→ Treść zadania
Zamień „Jul” na „July” i przepisz tylko wiersze od tego, który zawiera „tradingview-brand[interactable]: TradingView [20, 825, 185, 851]”, do tego z „bar-countdown: 06:01:25 [1442, 578, 1485, 591]” włącznie, bez innych zmian.

→ Dane wejściowe
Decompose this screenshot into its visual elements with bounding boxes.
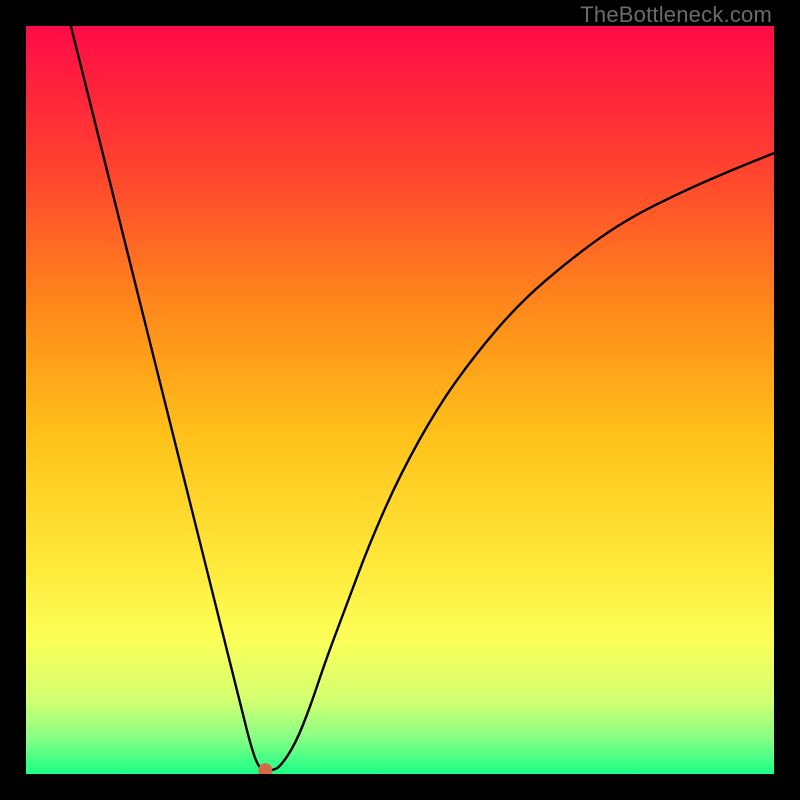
gradient-background (26, 26, 774, 774)
chart-svg (26, 26, 774, 774)
watermark-text: TheBottleneck.com (580, 2, 772, 28)
chart-frame (26, 26, 774, 774)
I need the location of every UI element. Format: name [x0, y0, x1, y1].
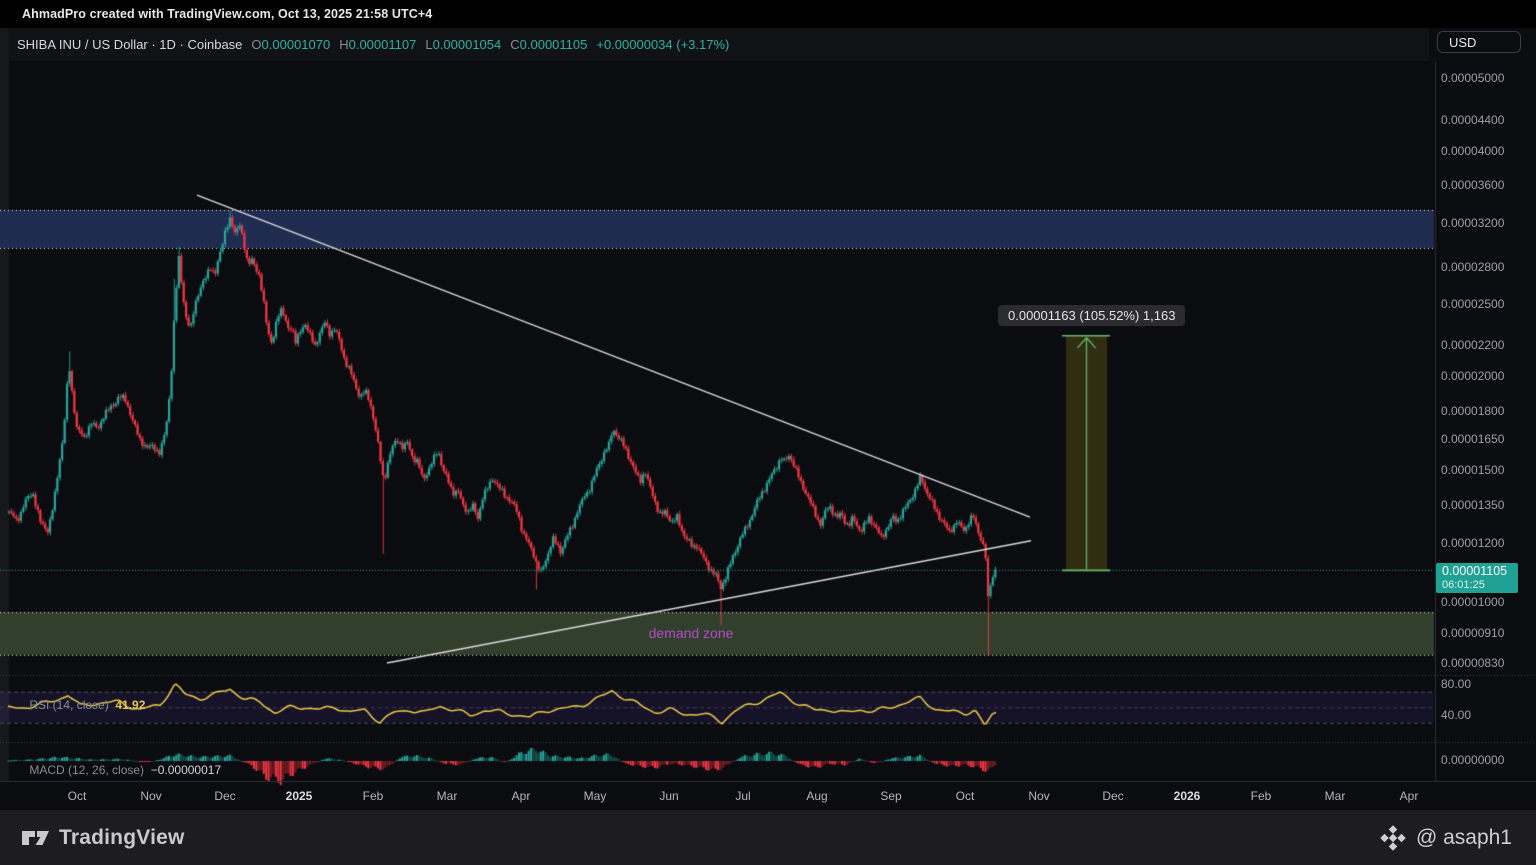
tradingview-brand[interactable]: TradingView [20, 825, 185, 851]
macd-label: MACD (12, 26, close) [29, 763, 145, 777]
price-axis-tick: 0.00001200 [1441, 535, 1505, 550]
time-axis-label: Jul [735, 789, 751, 803]
bar-countdown: 06:01:25 [1442, 578, 1485, 591]
time-axis-label: Sep [880, 789, 902, 803]
rsi-legend[interactable]: RSI (14, close) 41.92 [16, 684, 145, 726]
price-axis-tick: 0.00001500 [1441, 463, 1505, 478]
time-axis-label: Mar [1324, 789, 1346, 803]
close-value: 0.00001105 [519, 37, 588, 52]
footer-bar: TradingView @ asaph1 [0, 810, 1536, 865]
price-axis-tick: 0.00005000 [1441, 71, 1505, 85]
author-handle-text: @ asaph1 [1415, 825, 1512, 849]
price-axis-tick: 0.00002200 [1441, 338, 1505, 353]
rsi-axis-tick: 40.00 [1441, 708, 1472, 722]
time-axis-label: 2025 [285, 789, 313, 803]
rsi-label: RSI (14, close) [29, 698, 109, 712]
tradingview-chart-window: AhmadPro created with TradingView.com, O… [0, 0, 1536, 865]
price-axis-tick: 0.00001800 [1441, 403, 1505, 418]
time-axis-label: Mar [436, 789, 458, 803]
attribution-bar: AhmadPro created with TradingView.com, O… [0, 0, 1536, 28]
time-axis-label: Jun [659, 789, 679, 803]
price-axis-tick: 0.00002500 [1441, 296, 1505, 311]
time-axis-label: Aug [806, 789, 828, 803]
price-range-measure-label[interactable]: 0.00001163 (105.52%) 1,163 [998, 305, 1186, 326]
time-axis[interactable]: Oct Nov Dec 2025 Feb Mar Apr May Jun Jul Aug Sep Oct… [0, 782, 1536, 809]
time-axis-label: Oct [67, 789, 87, 803]
close-label: C [510, 37, 520, 52]
price-axis-tick: 0.00004400 [1441, 112, 1505, 127]
price-axis-tick: 0.00003600 [1441, 178, 1505, 192]
price-axis-tick: 0.00001650 [1441, 432, 1505, 447]
time-axis-label: Dec [1102, 789, 1124, 803]
last-price-value: 0.00001105 [1442, 564, 1508, 578]
time-axis-label: Apr [1399, 789, 1419, 803]
price-axis-tick: 0.00000830 [1441, 656, 1505, 670]
last-price-label: 0.00001105 06:01:25 [1436, 563, 1518, 593]
macd-legend[interactable]: MACD (12, 26, close) −0.00000017 [16, 749, 221, 791]
high-label: H [339, 37, 349, 52]
time-axis-label: Dec [214, 789, 236, 803]
tradingview-logo-icon [20, 825, 50, 851]
symbol-toolbar: SHIBA INU / US Dollar · 1D · Coinbase O0… [9, 28, 1429, 61]
attribution-text: AhmadPro created with TradingView.com, O… [22, 7, 433, 21]
time-axis-label: Feb [1250, 789, 1272, 803]
diamonds-icon [1380, 824, 1416, 851]
time-axis-label: Nov [140, 789, 162, 803]
high-value: 0.00001107 [348, 37, 417, 52]
demand-zone-label[interactable]: demand zone [649, 625, 734, 641]
price-axis-tick: 0.00001000 [1441, 595, 1505, 610]
macd-value: −0.00000017 [150, 763, 222, 777]
brand-name: TradingView [59, 825, 185, 849]
rsi-value: 41.92 [115, 698, 146, 712]
rsi-axis-tick: 80.00 [1441, 677, 1472, 691]
price-axis-tick: 0.00002800 [1441, 259, 1505, 274]
symbol-title[interactable]: SHIBA INU / US Dollar · 1D · Coinbase [17, 37, 242, 52]
currency-toggle-button[interactable]: USD [1437, 31, 1521, 53]
open-value: 0.00001070 [261, 37, 331, 52]
author-handle[interactable]: @ asaph1 [1380, 824, 1512, 851]
low-value: 0.00001054 [432, 37, 502, 52]
time-axis-label: 2026 [1173, 789, 1201, 803]
time-axis-label: Feb [362, 789, 384, 803]
time-axis-label: Oct [955, 789, 975, 803]
price-axis-tick: 0.00003200 [1441, 216, 1505, 231]
price-axis-tick: 0.00001350 [1441, 497, 1505, 512]
time-axis-label: May [583, 789, 607, 803]
low-label: L [425, 37, 433, 52]
time-axis-label: Apr [511, 789, 531, 803]
price-axis-tick: 0.00000910 [1441, 626, 1505, 641]
macd-axis-tick: 0.00000000 [1441, 753, 1505, 767]
daily-change: +0.00000034 (+3.17%) [596, 37, 730, 52]
chart-canvas[interactable] [0, 0, 1536, 810]
time-axis-label: Nov [1028, 789, 1050, 803]
open-label: O [251, 37, 262, 52]
price-axis-tick: 0.00004000 [1441, 143, 1505, 158]
price-axis-tick: 0.00002000 [1441, 369, 1505, 384]
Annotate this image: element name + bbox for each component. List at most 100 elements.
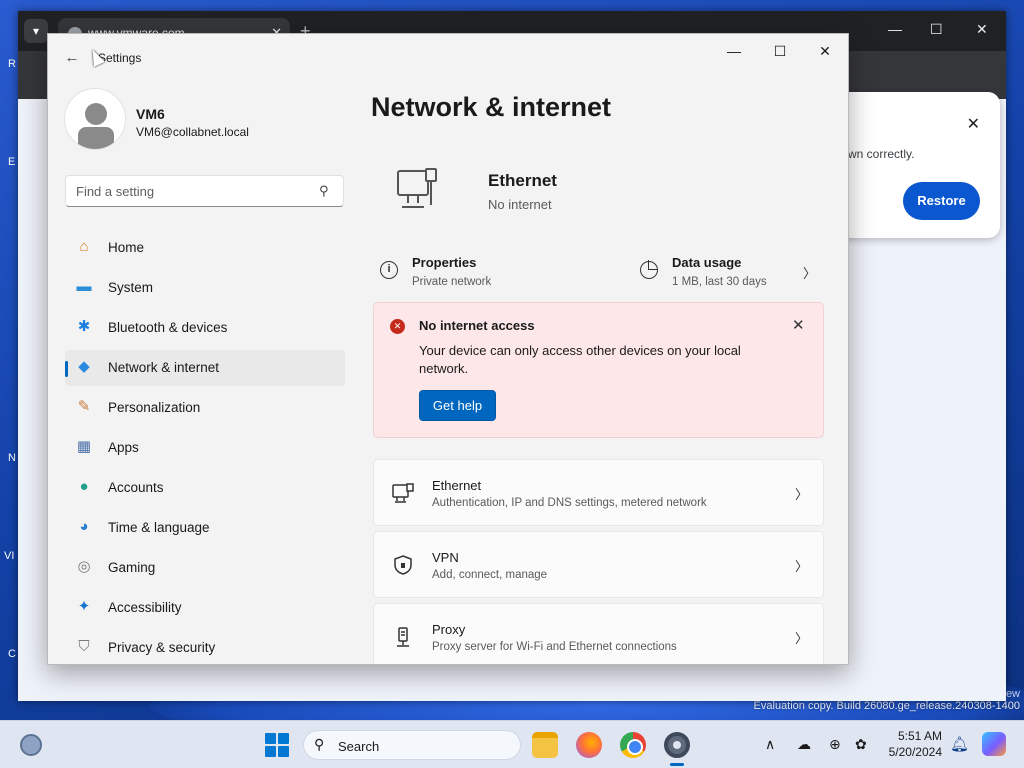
search-input[interactable] bbox=[65, 175, 344, 207]
properties-title: Properties bbox=[412, 255, 477, 270]
shield-icon: ⛉ bbox=[78, 638, 90, 655]
close-button[interactable]: ✕ bbox=[809, 40, 841, 62]
back-arrow-icon[interactable]: ← bbox=[60, 46, 84, 70]
sidebar-item-label: Privacy & security bbox=[108, 640, 216, 655]
tab-search-dropdown[interactable]: ▾ bbox=[24, 19, 48, 43]
start-button[interactable] bbox=[265, 733, 289, 757]
browser-maximize-button[interactable]: ☐ bbox=[930, 21, 943, 38]
no-internet-alert: ✕ No internet access Your device can onl… bbox=[373, 302, 824, 438]
tray-overflow-icon[interactable]: ∧ bbox=[765, 736, 775, 753]
firefox-icon[interactable] bbox=[576, 732, 602, 758]
desktop-icon-label[interactable]: E bbox=[8, 156, 15, 168]
sidebar-item-time-language[interactable]: ◕ Time & language bbox=[65, 510, 345, 546]
sidebar-item-accessibility[interactable]: ✦ Accessibility bbox=[65, 590, 345, 626]
card-subtitle: Authentication, IP and DNS settings, met… bbox=[432, 497, 707, 509]
settings-gear-icon[interactable] bbox=[664, 732, 690, 758]
sidebar-item-bluetooth-devices[interactable]: ✱ Bluetooth & devices bbox=[65, 310, 345, 346]
chevron-right-icon: 〉 bbox=[803, 266, 817, 281]
vpn-shield-icon bbox=[394, 555, 412, 575]
clock-date: 5/20/2024 bbox=[888, 745, 942, 759]
search-icon: ⚲ bbox=[314, 736, 325, 752]
desktop-icon-label[interactable]: VI bbox=[4, 550, 14, 562]
desktop-icon-label[interactable]: N bbox=[8, 452, 16, 464]
info-icon: i bbox=[380, 261, 398, 279]
user-name: VM6 bbox=[136, 106, 165, 122]
bluetooth-icon: ✱ bbox=[77, 318, 91, 335]
pie-chart-icon bbox=[640, 260, 658, 279]
sidebar-item-label: Apps bbox=[108, 440, 139, 455]
chrome-icon[interactable] bbox=[620, 732, 646, 758]
maximize-button[interactable]: ☐ bbox=[764, 40, 796, 62]
avatar-body bbox=[78, 127, 114, 149]
desktop-icon-label[interactable]: C bbox=[8, 648, 16, 660]
sidebar-item-gaming[interactable]: ◎ Gaming bbox=[65, 550, 345, 586]
accessibility-icon: ✦ bbox=[77, 598, 91, 615]
page-title: Network & internet bbox=[371, 92, 612, 122]
sidebar-item-label: Personalization bbox=[108, 400, 201, 415]
sidebar-item-label: Bluetooth & devices bbox=[108, 320, 228, 335]
restore-button[interactable]: Restore bbox=[903, 182, 980, 220]
notification-bell-icon[interactable]: 🔔︎ bbox=[950, 735, 969, 753]
watermark-fragment: ew bbox=[1005, 688, 1020, 700]
sidebar-item-network-internet[interactable]: ◆ Network & internet bbox=[65, 350, 345, 386]
restore-pages-dialog: ✕ wn correctly. Restore bbox=[830, 92, 1000, 238]
ethernet-icon bbox=[392, 483, 414, 503]
avatar[interactable] bbox=[64, 88, 126, 150]
language-icon[interactable]: ✿ bbox=[855, 736, 867, 753]
proxy-settings-card[interactable]: Proxy Proxy server for Wi-Fi and Etherne… bbox=[373, 603, 824, 664]
taskbar: ⚲ Search ∧ ☁ ⊕ ✿ 5:51 AM 5/20/2024 🔔︎ bbox=[0, 720, 1024, 768]
active-app-indicator bbox=[670, 763, 684, 766]
card-title: Ethernet bbox=[432, 478, 482, 493]
sidebar-item-accounts[interactable]: ● Accounts bbox=[65, 470, 345, 506]
sidebar-item-privacy-security[interactable]: ⛉ Privacy & security bbox=[65, 630, 345, 664]
card-subtitle: Proxy server for Wi-Fi and Ethernet conn… bbox=[432, 641, 677, 653]
properties-subtitle: Private network bbox=[412, 276, 492, 288]
sidebar-item-apps[interactable]: ▦ Apps bbox=[65, 430, 345, 466]
error-icon: ✕ bbox=[390, 319, 405, 334]
vpn-settings-card[interactable]: VPN Add, connect, manage 〉 bbox=[373, 531, 824, 598]
chevron-right-icon: 〉 bbox=[795, 559, 809, 574]
data-usage-link[interactable]: Data usage 1 MB, last 30 days 〉 bbox=[633, 249, 833, 293]
evaluation-watermark: Evaluation copy. Build 26080.ge_release.… bbox=[753, 700, 1020, 712]
avatar-head bbox=[85, 103, 107, 125]
wifi-icon: ◆ bbox=[78, 358, 90, 375]
sidebar-item-label: Gaming bbox=[108, 560, 156, 575]
sidebar-item-label: Accounts bbox=[108, 480, 164, 495]
title-bar[interactable]: ← Settings — ☐ ✕ bbox=[48, 34, 848, 82]
taskbar-search[interactable]: ⚲ Search bbox=[303, 730, 521, 760]
get-help-button[interactable]: Get help bbox=[419, 390, 496, 421]
sidebar-item-system[interactable]: ▬ System bbox=[65, 270, 345, 306]
taskbar-search-label: Search bbox=[338, 739, 380, 754]
browser-close-button[interactable]: ✕ bbox=[976, 21, 988, 38]
sidebar-item-label: Accessibility bbox=[108, 600, 182, 615]
sidebar-item-label: System bbox=[108, 280, 154, 295]
data-usage-title: Data usage bbox=[672, 255, 742, 270]
properties-link[interactable]: i Properties Private network bbox=[373, 249, 603, 293]
restore-message: wn correctly. bbox=[848, 147, 915, 161]
proxy-icon bbox=[397, 627, 409, 647]
globe-icon[interactable]: ⊕ bbox=[829, 736, 841, 753]
minimize-button[interactable]: — bbox=[718, 40, 750, 62]
chevron-right-icon: 〉 bbox=[795, 631, 809, 646]
settings-window: ← Settings — ☐ ✕ VM6 VM6@collabnet.local… bbox=[47, 33, 849, 665]
card-title: VPN bbox=[432, 550, 459, 565]
copilot-icon[interactable] bbox=[982, 732, 1006, 756]
gamepad-icon: ◎ bbox=[77, 558, 91, 575]
browser-minimize-button[interactable]: — bbox=[888, 21, 902, 37]
apps-icon: ▦ bbox=[76, 438, 92, 455]
file-explorer-icon[interactable] bbox=[532, 732, 558, 758]
ethernet-settings-card[interactable]: Ethernet Authentication, IP and DNS sett… bbox=[373, 459, 824, 526]
sidebar-item-home[interactable]: ⌂ Home bbox=[65, 230, 345, 266]
clock[interactable]: 5:51 AM 5/20/2024 bbox=[872, 728, 942, 760]
ethernet-pc-icon bbox=[397, 168, 437, 208]
network-disconnected-icon[interactable]: ☁ bbox=[797, 736, 811, 753]
desktop-icon-label[interactable]: R bbox=[8, 58, 16, 70]
accounts-icon: ● bbox=[79, 478, 89, 495]
sidebar-item-personalization[interactable]: ✎ Personalization bbox=[65, 390, 345, 426]
close-icon[interactable]: ✕ bbox=[792, 316, 805, 334]
close-icon[interactable]: ✕ bbox=[967, 114, 980, 134]
widgets-icon[interactable] bbox=[20, 734, 42, 756]
data-usage-subtitle: 1 MB, last 30 days bbox=[672, 276, 767, 288]
sidebar-item-label: Time & language bbox=[108, 520, 210, 535]
connection-title: Ethernet bbox=[488, 171, 557, 190]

→ Rozwiązanie
tradingview-brand[interactable]: TradingView [20, 825, 185, 851]
macd-label: MACD (12, 26, close) [29, 763, 145, 777]
price-axis-tick: 0.00001200 [1441, 535, 1505, 550]
time-axis-label: July [735, 789, 751, 803]
bar-countdown: 06:01:25 [1442, 578, 1485, 591]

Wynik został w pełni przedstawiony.